(Structured figure records)
= = = = =
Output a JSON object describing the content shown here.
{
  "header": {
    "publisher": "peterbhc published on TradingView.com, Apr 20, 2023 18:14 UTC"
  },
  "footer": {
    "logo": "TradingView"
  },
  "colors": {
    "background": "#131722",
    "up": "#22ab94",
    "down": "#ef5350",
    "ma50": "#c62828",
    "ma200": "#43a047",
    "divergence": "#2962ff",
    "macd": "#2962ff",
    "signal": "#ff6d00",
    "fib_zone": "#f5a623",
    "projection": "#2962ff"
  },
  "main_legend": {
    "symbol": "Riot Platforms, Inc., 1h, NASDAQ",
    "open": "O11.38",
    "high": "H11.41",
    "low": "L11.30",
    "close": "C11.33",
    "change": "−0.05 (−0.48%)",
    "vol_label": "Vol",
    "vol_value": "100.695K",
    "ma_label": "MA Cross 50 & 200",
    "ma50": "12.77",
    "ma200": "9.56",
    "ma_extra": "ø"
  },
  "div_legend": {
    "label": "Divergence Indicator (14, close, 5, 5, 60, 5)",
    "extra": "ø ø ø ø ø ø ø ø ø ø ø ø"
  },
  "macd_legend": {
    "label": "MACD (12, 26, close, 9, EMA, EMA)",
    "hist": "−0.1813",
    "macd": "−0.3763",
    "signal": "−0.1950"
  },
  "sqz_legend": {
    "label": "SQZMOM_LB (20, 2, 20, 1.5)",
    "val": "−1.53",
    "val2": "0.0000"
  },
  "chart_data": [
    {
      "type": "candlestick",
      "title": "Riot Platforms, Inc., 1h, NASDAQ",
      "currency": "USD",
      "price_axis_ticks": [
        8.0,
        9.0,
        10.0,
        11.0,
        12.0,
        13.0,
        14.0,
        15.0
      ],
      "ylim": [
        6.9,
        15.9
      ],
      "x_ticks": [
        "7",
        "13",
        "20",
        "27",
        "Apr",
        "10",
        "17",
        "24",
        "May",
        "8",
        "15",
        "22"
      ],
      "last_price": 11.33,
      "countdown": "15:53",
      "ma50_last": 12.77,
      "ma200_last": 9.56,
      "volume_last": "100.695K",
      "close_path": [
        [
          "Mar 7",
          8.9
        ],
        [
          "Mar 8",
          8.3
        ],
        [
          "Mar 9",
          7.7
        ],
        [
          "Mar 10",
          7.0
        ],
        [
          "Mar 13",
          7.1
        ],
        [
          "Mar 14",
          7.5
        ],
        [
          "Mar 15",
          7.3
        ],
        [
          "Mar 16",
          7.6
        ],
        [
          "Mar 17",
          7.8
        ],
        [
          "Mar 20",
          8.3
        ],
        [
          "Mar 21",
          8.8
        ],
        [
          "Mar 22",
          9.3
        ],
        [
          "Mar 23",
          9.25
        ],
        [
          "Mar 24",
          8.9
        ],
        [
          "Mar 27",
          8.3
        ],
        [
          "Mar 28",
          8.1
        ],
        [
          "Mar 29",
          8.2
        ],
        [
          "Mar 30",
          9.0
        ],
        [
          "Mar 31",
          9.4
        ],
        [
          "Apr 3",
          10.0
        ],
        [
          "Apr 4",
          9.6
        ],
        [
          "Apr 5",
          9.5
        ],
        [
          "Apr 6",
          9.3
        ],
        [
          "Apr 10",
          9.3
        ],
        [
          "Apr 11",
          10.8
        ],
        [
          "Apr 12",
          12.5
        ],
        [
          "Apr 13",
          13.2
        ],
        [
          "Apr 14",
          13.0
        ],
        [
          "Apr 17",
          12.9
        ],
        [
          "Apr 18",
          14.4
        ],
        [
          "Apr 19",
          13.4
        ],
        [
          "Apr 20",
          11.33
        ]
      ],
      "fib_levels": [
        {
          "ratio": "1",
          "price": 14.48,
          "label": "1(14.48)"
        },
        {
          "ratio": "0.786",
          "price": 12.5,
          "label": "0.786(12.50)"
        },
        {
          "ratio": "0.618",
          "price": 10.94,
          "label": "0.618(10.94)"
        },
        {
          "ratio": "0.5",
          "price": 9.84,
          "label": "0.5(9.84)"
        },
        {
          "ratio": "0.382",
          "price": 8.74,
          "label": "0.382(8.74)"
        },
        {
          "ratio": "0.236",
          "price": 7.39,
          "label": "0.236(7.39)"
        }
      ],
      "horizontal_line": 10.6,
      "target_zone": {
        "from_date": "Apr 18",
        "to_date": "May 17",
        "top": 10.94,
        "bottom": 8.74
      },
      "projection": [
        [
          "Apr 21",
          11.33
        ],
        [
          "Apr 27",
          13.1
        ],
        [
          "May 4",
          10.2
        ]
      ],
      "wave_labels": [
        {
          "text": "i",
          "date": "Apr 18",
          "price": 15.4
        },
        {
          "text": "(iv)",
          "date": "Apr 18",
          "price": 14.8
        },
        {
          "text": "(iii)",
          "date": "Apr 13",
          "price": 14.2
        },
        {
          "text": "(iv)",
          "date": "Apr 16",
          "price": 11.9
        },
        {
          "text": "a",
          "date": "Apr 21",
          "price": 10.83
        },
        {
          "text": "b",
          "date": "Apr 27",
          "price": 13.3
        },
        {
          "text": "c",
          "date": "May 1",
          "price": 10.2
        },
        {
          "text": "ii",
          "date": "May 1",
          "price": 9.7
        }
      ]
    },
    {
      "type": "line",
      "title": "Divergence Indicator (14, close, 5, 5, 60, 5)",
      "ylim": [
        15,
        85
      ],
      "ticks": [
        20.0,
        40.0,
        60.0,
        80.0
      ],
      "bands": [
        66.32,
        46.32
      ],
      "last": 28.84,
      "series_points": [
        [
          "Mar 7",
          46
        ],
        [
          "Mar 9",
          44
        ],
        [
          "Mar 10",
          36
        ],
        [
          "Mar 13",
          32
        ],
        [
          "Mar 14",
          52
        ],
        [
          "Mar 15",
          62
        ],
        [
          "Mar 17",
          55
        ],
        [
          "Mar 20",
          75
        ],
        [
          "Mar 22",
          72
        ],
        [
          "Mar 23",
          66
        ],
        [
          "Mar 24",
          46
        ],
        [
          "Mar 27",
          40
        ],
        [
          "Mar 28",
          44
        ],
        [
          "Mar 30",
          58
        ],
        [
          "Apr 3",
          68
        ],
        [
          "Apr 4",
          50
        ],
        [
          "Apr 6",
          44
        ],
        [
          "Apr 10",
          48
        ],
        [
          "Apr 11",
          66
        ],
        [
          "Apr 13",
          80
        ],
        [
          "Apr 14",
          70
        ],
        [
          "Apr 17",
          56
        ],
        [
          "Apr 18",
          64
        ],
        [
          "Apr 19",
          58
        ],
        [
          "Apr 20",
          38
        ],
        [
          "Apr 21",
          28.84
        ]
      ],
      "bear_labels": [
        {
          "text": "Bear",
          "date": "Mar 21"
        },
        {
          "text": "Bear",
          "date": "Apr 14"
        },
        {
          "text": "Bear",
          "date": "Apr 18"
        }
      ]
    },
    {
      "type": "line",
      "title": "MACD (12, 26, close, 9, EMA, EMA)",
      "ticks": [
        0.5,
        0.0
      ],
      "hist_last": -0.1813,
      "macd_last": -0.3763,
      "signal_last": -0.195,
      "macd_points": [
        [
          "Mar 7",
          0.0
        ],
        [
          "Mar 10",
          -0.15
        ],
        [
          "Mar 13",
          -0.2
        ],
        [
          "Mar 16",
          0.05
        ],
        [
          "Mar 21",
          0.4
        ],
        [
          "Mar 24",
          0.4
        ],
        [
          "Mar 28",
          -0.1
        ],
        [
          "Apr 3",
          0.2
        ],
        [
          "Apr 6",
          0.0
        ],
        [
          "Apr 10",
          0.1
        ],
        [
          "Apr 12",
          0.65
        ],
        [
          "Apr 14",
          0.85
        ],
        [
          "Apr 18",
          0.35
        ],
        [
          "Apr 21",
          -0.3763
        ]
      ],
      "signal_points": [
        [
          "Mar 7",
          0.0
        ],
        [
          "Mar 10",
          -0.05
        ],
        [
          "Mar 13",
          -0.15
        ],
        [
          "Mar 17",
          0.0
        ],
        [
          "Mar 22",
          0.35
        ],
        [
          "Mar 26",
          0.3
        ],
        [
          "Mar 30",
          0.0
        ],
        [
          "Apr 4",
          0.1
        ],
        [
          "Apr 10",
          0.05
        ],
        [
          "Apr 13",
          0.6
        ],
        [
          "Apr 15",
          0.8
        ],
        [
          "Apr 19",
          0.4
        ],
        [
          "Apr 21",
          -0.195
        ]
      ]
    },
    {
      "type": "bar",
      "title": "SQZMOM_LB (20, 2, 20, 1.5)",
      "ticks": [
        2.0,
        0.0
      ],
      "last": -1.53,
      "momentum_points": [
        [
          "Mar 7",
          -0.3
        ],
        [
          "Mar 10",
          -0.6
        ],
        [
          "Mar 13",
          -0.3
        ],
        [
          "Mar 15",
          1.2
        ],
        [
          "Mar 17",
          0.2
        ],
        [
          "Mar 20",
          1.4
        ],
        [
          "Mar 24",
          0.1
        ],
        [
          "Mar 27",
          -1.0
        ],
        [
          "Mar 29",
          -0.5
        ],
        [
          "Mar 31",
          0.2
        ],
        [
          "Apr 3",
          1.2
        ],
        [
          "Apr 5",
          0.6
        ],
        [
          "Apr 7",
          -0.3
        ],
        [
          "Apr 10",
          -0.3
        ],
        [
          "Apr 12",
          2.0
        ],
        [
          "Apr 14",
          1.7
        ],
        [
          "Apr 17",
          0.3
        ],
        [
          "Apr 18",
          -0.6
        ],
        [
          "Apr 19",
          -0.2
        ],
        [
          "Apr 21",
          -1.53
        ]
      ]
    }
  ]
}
= = = = =
• DIRECTIVE:
Using the entries above, find all lines with "type". Copy them.

• REPLY TO THE TASK:
      "type": "candlestick",
      "type": "line",
      "type": "line",
      "type": "bar",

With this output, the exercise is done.